**Extracted entries**
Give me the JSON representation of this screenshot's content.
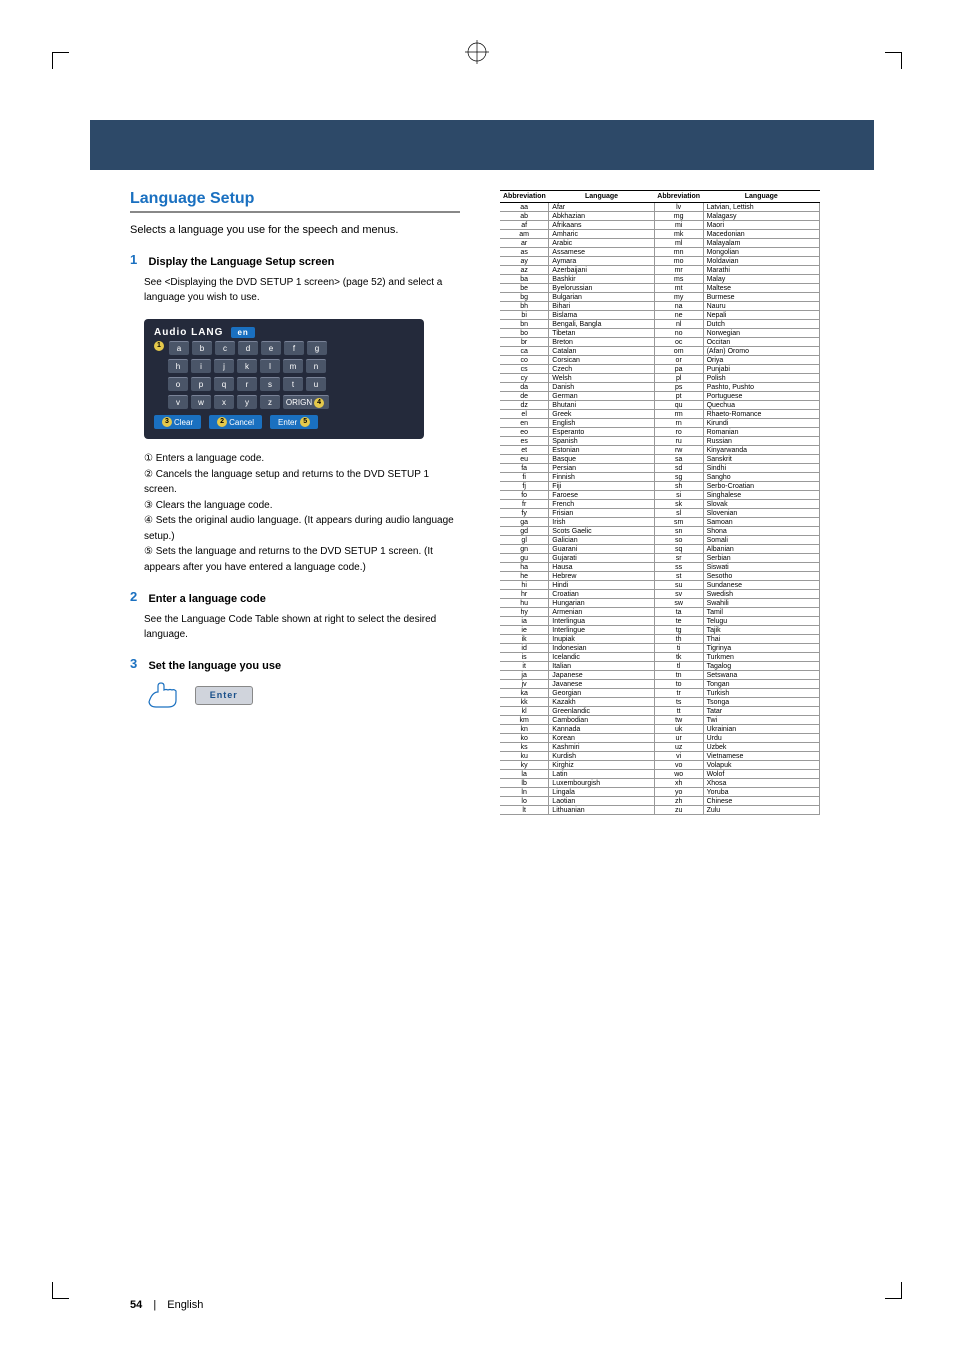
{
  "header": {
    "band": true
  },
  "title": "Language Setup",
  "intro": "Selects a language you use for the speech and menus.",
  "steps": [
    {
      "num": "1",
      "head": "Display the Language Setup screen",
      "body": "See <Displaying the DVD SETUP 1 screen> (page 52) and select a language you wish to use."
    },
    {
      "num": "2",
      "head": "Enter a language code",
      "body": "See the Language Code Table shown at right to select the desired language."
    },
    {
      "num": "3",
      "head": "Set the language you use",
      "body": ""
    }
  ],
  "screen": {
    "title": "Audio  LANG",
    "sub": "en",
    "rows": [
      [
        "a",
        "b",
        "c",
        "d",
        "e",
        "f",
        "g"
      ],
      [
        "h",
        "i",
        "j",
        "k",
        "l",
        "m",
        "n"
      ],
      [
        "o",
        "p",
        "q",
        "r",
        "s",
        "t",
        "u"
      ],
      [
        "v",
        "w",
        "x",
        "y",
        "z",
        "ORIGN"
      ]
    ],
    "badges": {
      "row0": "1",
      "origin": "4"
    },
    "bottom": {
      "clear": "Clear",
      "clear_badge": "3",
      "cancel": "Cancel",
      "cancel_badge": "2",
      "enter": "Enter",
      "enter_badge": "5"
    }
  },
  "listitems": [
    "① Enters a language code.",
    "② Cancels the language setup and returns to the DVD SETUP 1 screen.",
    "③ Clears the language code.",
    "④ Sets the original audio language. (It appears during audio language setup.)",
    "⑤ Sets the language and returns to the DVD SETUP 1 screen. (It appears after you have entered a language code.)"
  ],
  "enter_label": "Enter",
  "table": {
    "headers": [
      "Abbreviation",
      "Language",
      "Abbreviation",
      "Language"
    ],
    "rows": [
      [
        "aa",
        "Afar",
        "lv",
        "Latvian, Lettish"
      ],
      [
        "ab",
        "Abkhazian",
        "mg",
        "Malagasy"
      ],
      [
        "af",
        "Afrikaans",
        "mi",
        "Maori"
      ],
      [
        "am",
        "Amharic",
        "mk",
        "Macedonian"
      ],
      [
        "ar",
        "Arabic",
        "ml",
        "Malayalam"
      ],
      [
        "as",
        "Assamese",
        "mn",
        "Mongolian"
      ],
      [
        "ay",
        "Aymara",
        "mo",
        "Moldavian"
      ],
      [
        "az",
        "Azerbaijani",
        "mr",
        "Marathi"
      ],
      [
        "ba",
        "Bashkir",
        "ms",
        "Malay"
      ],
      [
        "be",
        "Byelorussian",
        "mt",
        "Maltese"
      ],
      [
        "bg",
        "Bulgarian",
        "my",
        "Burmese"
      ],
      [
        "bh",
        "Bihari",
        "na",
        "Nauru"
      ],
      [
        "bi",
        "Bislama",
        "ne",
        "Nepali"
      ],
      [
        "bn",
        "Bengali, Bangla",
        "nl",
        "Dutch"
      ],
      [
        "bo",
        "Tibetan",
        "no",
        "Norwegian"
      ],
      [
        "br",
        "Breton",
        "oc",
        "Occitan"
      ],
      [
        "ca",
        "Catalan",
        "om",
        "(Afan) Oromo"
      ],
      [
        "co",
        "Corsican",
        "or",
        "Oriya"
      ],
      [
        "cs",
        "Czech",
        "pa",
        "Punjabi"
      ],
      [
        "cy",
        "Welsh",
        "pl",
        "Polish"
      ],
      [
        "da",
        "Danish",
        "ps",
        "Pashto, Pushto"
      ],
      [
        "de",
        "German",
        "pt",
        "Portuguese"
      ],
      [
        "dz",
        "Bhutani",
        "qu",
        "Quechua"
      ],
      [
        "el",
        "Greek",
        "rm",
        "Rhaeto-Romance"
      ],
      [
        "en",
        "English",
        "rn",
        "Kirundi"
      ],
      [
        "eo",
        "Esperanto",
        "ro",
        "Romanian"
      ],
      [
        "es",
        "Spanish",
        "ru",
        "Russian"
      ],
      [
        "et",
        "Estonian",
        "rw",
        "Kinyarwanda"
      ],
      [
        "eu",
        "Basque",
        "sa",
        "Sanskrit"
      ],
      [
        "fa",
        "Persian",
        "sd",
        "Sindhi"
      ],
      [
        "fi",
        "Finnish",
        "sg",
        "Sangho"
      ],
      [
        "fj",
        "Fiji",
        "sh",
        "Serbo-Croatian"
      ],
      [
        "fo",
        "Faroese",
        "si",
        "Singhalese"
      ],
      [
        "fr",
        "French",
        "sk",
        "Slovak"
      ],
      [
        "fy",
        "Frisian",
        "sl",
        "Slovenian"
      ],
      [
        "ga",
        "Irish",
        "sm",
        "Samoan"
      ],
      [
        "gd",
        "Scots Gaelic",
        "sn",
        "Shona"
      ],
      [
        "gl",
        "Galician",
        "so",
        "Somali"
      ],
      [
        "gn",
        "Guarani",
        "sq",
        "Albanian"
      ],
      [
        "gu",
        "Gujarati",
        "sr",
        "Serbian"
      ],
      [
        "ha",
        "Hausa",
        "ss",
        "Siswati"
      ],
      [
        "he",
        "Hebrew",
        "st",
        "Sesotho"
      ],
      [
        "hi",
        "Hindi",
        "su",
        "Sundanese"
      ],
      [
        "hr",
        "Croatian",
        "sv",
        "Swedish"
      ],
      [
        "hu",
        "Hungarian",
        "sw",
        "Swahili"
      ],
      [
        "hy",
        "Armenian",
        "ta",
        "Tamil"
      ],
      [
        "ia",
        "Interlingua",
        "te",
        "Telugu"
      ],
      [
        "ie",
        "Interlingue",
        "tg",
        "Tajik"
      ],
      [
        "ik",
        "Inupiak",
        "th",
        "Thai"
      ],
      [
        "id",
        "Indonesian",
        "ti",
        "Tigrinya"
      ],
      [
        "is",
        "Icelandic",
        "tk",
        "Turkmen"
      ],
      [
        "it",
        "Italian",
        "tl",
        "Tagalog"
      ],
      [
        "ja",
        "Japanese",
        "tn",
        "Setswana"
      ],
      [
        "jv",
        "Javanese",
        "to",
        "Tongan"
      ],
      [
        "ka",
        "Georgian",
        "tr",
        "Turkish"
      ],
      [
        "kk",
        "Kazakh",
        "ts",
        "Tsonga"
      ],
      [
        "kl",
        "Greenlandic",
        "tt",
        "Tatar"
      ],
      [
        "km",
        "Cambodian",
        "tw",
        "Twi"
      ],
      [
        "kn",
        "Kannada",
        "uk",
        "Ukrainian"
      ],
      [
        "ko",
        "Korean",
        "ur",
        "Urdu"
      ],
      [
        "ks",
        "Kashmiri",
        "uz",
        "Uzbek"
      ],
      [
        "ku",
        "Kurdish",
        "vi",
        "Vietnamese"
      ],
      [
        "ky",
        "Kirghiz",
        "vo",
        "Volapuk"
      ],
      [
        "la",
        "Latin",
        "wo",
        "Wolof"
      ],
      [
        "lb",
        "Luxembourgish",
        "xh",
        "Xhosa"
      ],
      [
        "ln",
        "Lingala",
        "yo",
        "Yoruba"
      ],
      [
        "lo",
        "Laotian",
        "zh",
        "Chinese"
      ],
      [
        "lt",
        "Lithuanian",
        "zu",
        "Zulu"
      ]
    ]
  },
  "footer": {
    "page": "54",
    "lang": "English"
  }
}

* * *

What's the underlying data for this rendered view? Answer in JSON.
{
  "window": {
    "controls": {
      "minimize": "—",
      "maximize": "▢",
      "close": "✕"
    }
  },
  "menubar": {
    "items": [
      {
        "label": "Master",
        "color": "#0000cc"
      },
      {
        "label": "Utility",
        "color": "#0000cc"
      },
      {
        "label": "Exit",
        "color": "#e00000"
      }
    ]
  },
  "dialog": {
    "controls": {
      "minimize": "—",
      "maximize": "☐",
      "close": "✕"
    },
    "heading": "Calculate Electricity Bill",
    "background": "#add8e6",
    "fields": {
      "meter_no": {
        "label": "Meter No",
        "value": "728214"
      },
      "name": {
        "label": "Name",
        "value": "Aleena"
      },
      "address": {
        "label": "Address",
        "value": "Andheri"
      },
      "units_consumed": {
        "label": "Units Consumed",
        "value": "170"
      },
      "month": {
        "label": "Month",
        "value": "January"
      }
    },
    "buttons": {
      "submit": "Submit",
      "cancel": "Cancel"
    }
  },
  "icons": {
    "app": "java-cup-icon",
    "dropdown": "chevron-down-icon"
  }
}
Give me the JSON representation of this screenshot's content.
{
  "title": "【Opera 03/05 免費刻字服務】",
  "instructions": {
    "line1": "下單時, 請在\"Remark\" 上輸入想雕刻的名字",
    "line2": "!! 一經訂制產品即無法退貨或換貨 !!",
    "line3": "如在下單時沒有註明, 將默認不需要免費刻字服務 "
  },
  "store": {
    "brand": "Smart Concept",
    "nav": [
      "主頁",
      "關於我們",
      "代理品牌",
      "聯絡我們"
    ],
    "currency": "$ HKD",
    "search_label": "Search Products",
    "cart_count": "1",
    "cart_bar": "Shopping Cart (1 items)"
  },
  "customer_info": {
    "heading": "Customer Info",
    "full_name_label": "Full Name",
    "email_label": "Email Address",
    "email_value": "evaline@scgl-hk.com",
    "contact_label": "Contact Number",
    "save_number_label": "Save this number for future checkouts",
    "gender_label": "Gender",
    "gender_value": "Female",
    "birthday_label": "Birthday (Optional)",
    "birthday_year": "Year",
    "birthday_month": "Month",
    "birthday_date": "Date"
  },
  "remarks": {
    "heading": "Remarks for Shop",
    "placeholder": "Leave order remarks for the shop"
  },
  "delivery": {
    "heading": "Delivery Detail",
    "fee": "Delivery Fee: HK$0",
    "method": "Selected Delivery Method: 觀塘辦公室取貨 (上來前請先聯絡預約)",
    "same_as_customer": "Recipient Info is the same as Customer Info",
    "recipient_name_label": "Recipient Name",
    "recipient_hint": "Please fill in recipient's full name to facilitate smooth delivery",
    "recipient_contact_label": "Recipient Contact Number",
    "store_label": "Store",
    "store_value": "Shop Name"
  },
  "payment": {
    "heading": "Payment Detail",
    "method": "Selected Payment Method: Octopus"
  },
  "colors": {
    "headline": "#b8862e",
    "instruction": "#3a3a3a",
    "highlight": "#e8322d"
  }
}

**Aim**
Of the lines above, how many contain the word "title"? Provide the number and nothing else.

**Written response**
3